[Start of SUPPLIED MATERIAL]

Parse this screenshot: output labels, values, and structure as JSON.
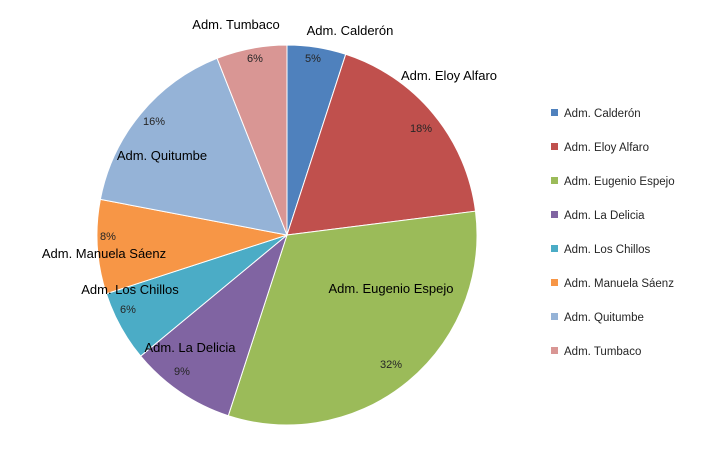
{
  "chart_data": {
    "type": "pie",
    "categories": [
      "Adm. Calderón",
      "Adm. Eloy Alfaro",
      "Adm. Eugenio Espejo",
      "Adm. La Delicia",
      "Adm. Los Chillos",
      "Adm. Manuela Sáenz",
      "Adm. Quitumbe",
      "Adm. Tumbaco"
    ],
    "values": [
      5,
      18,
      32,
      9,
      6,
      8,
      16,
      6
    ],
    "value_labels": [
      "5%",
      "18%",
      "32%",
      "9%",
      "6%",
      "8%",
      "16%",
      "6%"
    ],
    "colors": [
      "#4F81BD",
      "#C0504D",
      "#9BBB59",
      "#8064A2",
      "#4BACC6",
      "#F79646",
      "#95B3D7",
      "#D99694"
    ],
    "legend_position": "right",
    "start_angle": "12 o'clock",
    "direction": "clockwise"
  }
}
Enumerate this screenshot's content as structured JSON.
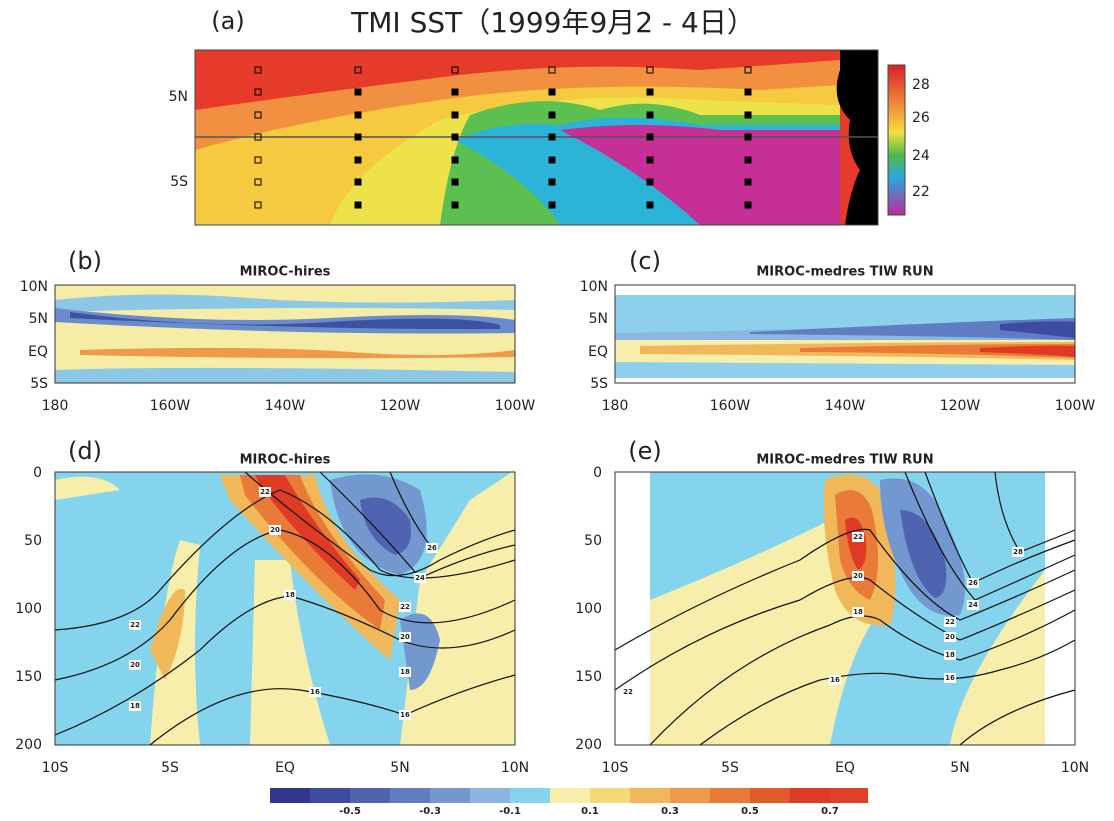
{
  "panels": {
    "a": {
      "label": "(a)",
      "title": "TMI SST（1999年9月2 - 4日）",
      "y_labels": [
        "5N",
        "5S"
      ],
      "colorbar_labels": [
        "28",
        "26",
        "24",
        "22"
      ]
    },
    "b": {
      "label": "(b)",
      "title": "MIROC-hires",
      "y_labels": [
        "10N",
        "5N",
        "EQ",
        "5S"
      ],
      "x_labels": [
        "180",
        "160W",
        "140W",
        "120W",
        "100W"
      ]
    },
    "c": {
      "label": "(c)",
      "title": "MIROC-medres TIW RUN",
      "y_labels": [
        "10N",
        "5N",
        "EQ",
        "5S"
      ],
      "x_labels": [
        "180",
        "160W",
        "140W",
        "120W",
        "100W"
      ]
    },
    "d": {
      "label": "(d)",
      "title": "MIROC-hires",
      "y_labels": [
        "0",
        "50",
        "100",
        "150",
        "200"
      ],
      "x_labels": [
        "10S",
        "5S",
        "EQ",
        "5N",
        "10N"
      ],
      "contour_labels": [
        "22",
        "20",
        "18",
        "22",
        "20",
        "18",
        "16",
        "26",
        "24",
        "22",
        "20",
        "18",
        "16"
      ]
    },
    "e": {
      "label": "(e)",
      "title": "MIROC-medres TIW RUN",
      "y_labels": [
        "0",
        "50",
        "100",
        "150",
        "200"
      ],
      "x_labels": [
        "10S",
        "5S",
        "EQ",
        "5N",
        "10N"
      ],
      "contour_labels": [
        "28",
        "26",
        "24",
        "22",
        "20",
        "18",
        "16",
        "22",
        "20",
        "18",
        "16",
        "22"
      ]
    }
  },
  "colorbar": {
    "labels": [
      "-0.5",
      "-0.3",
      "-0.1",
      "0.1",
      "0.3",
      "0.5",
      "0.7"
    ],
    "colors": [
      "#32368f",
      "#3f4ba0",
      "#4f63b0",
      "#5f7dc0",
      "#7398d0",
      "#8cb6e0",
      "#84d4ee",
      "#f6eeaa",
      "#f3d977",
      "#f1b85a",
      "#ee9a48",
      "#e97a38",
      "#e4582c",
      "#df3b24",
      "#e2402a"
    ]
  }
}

[End of SUPPLIED MATERIAL]

- _STATED GOAL_: Transcribe the full listing above exactly, with the images removed.

- _THE RESULT_:
Parse this screenshot: output labels, values, and structure as JSON.
{
  "chart_data": {
    "type": "pie",
    "categories": [
      "Adm. Calderón",
      "Adm. Eloy Alfaro",
      "Adm. Eugenio Espejo",
      "Adm. La Delicia",
      "Adm. Los Chillos",
      "Adm. Manuela Sáenz",
      "Adm. Quitumbe",
      "Adm. Tumbaco"
    ],
    "values": [
      5,
      18,
      32,
      9,
      6,
      8,
      16,
      6
    ],
    "value_labels": [
      "5%",
      "18%",
      "32%",
      "9%",
      "6%",
      "8%",
      "16%",
      "6%"
    ],
    "colors": [
      "#4F81BD",
      "#C0504D",
      "#9BBB59",
      "#8064A2",
      "#4BACC6",
      "#F79646",
      "#95B3D7",
      "#D99694"
    ],
    "legend_position": "right",
    "start_angle": "12 o'clock",
    "direction": "clockwise"
  }
}
Enumerate this screenshot's content as structured JSON.
{
  "panels": {
    "a": {
      "label": "(a)",
      "title": "TMI SST（1999年9月2 - 4日）",
      "y_labels": [
        "5N",
        "5S"
      ],
      "colorbar_labels": [
        "28",
        "26",
        "24",
        "22"
      ]
    },
    "b": {
      "label": "(b)",
      "title": "MIROC-hires",
      "y_labels": [
        "10N",
        "5N",
        "EQ",
        "5S"
      ],
      "x_labels": [
        "180",
        "160W",
        "140W",
        "120W",
        "100W"
      ]
    },
    "c": {
      "label": "(c)",
      "title": "MIROC-medres TIW RUN",
      "y_labels": [
        "10N",
        "5N",
        "EQ",
        "5S"
      ],
      "x_labels": [
        "180",
        "160W",
        "140W",
        "120W",
        "100W"
      ]
    },
    "d": {
      "label": "(d)",
      "title": "MIROC-hires",
      "y_labels": [
        "0",
        "50",
        "100",
        "150",
        "200"
      ],
      "x_labels": [
        "10S",
        "5S",
        "EQ",
        "5N",
        "10N"
      ],
      "contour_labels": [
        "22",
        "20",
        "18",
        "22",
        "20",
        "18",
        "16",
        "26",
        "24",
        "22",
        "20",
        "18",
        "16"
      ]
    },
    "e": {
      "label": "(e)",
      "title": "MIROC-medres TIW RUN",
      "y_labels": [
        "0",
        "50",
        "100",
        "150",
        "200"
      ],
      "x_labels": [
        "10S",
        "5S",
        "EQ",
        "5N",
        "10N"
      ],
      "contour_labels": [
        "28",
        "26",
        "24",
        "22",
        "20",
        "18",
        "16",
        "22",
        "20",
        "18",
        "16",
        "22"
      ]
    }
  },
  "colorbar": {
    "labels": [
      "-0.5",
      "-0.3",
      "-0.1",
      "0.1",
      "0.3",
      "0.5",
      "0.7"
    ],
    "colors": [
      "#32368f",
      "#3f4ba0",
      "#4f63b0",
      "#5f7dc0",
      "#7398d0",
      "#8cb6e0",
      "#84d4ee",
      "#f6eeaa",
      "#f3d977",
      "#f1b85a",
      "#ee9a48",
      "#e97a38",
      "#e4582c",
      "#df3b24",
      "#e2402a"
    ]
  }
}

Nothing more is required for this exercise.